*REQUIRED TASK*
The entries that follow should be written out exactly.

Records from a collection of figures
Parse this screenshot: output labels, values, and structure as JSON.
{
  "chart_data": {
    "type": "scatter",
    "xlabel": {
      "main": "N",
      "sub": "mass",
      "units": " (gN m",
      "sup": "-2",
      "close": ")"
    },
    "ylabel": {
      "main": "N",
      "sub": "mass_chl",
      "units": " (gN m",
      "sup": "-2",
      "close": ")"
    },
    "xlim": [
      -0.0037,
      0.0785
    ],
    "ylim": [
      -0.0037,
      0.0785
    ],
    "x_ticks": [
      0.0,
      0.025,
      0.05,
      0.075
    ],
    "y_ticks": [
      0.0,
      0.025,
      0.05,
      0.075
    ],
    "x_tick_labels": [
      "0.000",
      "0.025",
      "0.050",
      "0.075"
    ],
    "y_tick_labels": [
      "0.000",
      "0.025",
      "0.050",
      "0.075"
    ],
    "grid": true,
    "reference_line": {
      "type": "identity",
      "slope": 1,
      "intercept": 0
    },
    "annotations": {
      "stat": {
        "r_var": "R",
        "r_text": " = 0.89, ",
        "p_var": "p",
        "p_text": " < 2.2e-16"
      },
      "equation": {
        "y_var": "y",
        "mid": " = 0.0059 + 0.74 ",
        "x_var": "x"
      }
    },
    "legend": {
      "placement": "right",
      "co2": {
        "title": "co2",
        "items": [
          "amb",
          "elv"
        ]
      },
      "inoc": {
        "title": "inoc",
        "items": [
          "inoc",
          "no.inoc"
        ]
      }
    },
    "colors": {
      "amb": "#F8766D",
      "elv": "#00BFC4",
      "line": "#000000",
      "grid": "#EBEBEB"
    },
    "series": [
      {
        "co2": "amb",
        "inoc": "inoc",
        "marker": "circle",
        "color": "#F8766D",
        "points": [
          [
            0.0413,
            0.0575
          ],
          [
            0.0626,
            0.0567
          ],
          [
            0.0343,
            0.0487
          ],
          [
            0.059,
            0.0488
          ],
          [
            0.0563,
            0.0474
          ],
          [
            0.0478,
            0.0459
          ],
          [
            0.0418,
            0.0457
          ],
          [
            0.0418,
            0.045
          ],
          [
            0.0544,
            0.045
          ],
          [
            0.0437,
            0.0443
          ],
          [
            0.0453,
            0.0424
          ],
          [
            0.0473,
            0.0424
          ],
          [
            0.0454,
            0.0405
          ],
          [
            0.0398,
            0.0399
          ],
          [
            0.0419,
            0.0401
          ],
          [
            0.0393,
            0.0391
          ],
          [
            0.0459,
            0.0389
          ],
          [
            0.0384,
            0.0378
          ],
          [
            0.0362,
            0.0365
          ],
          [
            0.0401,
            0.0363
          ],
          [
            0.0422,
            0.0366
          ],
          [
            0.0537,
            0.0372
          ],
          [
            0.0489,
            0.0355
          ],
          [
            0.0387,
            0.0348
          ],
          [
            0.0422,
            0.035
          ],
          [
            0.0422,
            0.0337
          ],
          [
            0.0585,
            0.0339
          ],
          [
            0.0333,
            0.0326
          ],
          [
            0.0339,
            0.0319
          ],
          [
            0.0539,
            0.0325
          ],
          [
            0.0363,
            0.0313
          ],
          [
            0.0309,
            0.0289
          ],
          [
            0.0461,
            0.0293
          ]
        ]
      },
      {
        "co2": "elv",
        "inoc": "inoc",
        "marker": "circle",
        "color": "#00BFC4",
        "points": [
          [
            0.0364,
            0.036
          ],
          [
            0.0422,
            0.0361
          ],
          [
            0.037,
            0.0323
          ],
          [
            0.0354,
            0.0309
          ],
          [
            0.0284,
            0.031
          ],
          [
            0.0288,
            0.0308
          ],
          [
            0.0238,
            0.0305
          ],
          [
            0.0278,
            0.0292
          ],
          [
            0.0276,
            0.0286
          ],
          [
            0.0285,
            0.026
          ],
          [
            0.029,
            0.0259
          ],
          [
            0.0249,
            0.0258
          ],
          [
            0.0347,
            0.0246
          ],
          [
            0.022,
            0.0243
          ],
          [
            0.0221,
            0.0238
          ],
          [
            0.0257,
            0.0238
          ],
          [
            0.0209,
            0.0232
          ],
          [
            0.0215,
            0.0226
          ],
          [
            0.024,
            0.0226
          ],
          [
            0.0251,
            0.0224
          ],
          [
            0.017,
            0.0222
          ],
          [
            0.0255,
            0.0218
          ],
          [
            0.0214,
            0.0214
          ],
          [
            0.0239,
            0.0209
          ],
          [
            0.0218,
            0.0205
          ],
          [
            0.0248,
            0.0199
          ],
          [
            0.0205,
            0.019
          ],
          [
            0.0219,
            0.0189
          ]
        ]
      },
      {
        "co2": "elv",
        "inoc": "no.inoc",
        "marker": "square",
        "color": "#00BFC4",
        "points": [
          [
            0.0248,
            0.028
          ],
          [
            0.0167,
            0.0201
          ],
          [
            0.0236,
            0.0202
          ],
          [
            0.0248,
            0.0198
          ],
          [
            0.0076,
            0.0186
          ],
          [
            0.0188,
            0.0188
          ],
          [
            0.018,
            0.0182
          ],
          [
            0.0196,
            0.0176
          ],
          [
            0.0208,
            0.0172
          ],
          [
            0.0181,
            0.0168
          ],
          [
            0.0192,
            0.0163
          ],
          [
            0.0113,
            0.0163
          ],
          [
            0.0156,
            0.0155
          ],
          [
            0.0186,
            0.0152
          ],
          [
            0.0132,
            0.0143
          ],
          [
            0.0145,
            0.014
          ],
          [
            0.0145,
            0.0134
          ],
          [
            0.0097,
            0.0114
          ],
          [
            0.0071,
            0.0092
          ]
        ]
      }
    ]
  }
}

*OUTPUT OF THE TASK*
Parse this screenshot: output labels, values, and structure as JSON.
{
  "chart_data": {
    "type": "scatter",
    "xlabel": {
      "main": "N",
      "sub": "mass",
      "units": " (gN m",
      "sup": "-2",
      "close": ")"
    },
    "ylabel": {
      "main": "N",
      "sub": "mass_chl",
      "units": " (gN m",
      "sup": "-2",
      "close": ")"
    },
    "xlim": [
      -0.0037,
      0.0785
    ],
    "ylim": [
      -0.0037,
      0.0785
    ],
    "x_ticks": [
      0.0,
      0.025,
      0.05,
      0.075
    ],
    "y_ticks": [
      0.0,
      0.025,
      0.05,
      0.075
    ],
    "x_tick_labels": [
      "0.000",
      "0.025",
      "0.050",
      "0.075"
    ],
    "y_tick_labels": [
      "0.000",
      "0.025",
      "0.050",
      "0.075"
    ],
    "grid": true,
    "reference_line": {
      "type": "identity",
      "slope": 1,
      "intercept": 0
    },
    "annotations": {
      "stat": {
        "r_var": "R",
        "r_text": " = 0.89, ",
        "p_var": "p",
        "p_text": " < 2.2e-16"
      },
      "equation": {
        "y_var": "y",
        "mid": " = 0.0059 + 0.74 ",
        "x_var": "x"
      }
    },
    "legend": {
      "placement": "right",
      "co2": {
        "title": "co2",
        "items": [
          "amb",
          "elv"
        ]
      },
      "inoc": {
        "title": "inoc",
        "items": [
          "inoc",
          "no.inoc"
        ]
      }
    },
    "colors": {
      "amb": "#F8766D",
      "elv": "#00BFC4",
      "line": "#000000",
      "grid": "#EBEBEB"
    },
    "series": [
      {
        "co2": "amb",
        "inoc": "inoc",
        "marker": "circle",
        "color": "#F8766D",
        "points": [
          [
            0.0413,
            0.0575
          ],
          [
            0.0626,
            0.0567
          ],
          [
            0.0343,
            0.0487
          ],
          [
            0.059,
            0.0488
          ],
          [
            0.0563,
            0.0474
          ],
          [
            0.0478,
            0.0459
          ],
          [
            0.0418,
            0.0457
          ],
          [
            0.0418,
            0.045
          ],
          [
            0.0544,
            0.045
          ],
          [
            0.0437,
            0.0443
          ],
          [
            0.0453,
            0.0424
          ],
          [
            0.0473,
            0.0424
          ],
          [
            0.0454,
            0.0405
          ],
          [
            0.0398,
            0.0399
          ],
          [
            0.0419,
            0.0401
          ],
          [
            0.0393,
            0.0391
          ],
          [
            0.0459,
            0.0389
          ],
          [
            0.0384,
            0.0378
          ],
          [
            0.0362,
            0.0365
          ],
          [
            0.0401,
            0.0363
          ],
          [
            0.0422,
            0.0366
          ],
          [
            0.0537,
            0.0372
          ],
          [
            0.0489,
            0.0355
          ],
          [
            0.0387,
            0.0348
          ],
          [
            0.0422,
            0.035
          ],
          [
            0.0422,
            0.0337
          ],
          [
            0.0585,
            0.0339
          ],
          [
            0.0333,
            0.0326
          ],
          [
            0.0339,
            0.0319
          ],
          [
            0.0539,
            0.0325
          ],
          [
            0.0363,
            0.0313
          ],
          [
            0.0309,
            0.0289
          ],
          [
            0.0461,
            0.0293
          ]
        ]
      },
      {
        "co2": "elv",
        "inoc": "inoc",
        "marker": "circle",
        "color": "#00BFC4",
        "points": [
          [
            0.0364,
            0.036
          ],
          [
            0.0422,
            0.0361
          ],
          [
            0.037,
            0.0323
          ],
          [
            0.0354,
            0.0309
          ],
          [
            0.0284,
            0.031
          ],
          [
            0.0288,
            0.0308
          ],
          [
            0.0238,
            0.0305
          ],
          [
            0.0278,
            0.0292
          ],
          [
            0.0276,
            0.0286
          ],
          [
            0.0285,
            0.026
          ],
          [
            0.029,
            0.0259
          ],
          [
            0.0249,
            0.0258
          ],
          [
            0.0347,
            0.0246
          ],
          [
            0.022,
            0.0243
          ],
          [
            0.0221,
            0.0238
          ],
          [
            0.0257,
            0.0238
          ],
          [
            0.0209,
            0.0232
          ],
          [
            0.0215,
            0.0226
          ],
          [
            0.024,
            0.0226
          ],
          [
            0.0251,
            0.0224
          ],
          [
            0.017,
            0.0222
          ],
          [
            0.0255,
            0.0218
          ],
          [
            0.0214,
            0.0214
          ],
          [
            0.0239,
            0.0209
          ],
          [
            0.0218,
            0.0205
          ],
          [
            0.0248,
            0.0199
          ],
          [
            0.0205,
            0.019
          ],
          [
            0.0219,
            0.0189
          ]
        ]
      },
      {
        "co2": "elv",
        "inoc": "no.inoc",
        "marker": "square",
        "color": "#00BFC4",
        "points": [
          [
            0.0248,
            0.028
          ],
          [
            0.0167,
            0.0201
          ],
          [
            0.0236,
            0.0202
          ],
          [
            0.0248,
            0.0198
          ],
          [
            0.0076,
            0.0186
          ],
          [
            0.0188,
            0.0188
          ],
          [
            0.018,
            0.0182
          ],
          [
            0.0196,
            0.0176
          ],
          [
            0.0208,
            0.0172
          ],
          [
            0.0181,
            0.0168
          ],
          [
            0.0192,
            0.0163
          ],
          [
            0.0113,
            0.0163
          ],
          [
            0.0156,
            0.0155
          ],
          [
            0.0186,
            0.0152
          ],
          [
            0.0132,
            0.0143
          ],
          [
            0.0145,
            0.014
          ],
          [
            0.0145,
            0.0134
          ],
          [
            0.0097,
            0.0114
          ],
          [
            0.0071,
            0.0092
          ]
        ]
      }
    ]
  }
}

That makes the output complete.